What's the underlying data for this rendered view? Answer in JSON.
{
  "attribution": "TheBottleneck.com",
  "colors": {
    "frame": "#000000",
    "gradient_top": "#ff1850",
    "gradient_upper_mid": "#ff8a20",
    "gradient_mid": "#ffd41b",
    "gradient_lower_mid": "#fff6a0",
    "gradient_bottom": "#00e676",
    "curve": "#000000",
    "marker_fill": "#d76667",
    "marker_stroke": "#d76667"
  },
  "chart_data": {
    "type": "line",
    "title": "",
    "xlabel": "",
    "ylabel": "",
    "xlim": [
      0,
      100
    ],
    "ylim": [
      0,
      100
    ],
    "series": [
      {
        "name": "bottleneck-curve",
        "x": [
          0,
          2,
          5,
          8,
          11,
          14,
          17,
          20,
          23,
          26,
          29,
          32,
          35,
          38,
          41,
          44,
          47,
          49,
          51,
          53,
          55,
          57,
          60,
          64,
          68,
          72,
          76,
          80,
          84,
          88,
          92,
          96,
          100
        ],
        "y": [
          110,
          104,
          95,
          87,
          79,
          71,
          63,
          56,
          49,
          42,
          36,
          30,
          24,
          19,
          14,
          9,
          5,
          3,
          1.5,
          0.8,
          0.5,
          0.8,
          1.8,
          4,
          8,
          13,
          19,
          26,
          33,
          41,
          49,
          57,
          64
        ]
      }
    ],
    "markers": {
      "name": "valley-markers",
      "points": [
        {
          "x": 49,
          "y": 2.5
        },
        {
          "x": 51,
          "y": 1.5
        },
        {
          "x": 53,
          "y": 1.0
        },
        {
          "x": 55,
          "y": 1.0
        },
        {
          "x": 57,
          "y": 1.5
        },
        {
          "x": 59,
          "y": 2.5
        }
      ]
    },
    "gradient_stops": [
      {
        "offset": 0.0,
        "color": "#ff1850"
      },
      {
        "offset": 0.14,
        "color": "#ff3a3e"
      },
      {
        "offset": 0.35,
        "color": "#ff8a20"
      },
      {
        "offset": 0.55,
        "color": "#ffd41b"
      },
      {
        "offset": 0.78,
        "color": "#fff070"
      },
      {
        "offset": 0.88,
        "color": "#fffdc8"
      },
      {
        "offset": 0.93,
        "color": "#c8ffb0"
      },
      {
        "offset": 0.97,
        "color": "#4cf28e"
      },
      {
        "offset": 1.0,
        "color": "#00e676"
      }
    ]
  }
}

§

Only lines with the word "offset" are wanted, so copy each one from the records.

*RESULT OF THIS EXERCISE:*
        "offset": 0.0,
        "offset": 0.14,
        "offset": 0.35,
        "offset": 0.55,
        "offset": 0.78,
        "offset": 0.88,
        "offset": 0.93,
        "offset": 0.97,
        "offset": 1.0,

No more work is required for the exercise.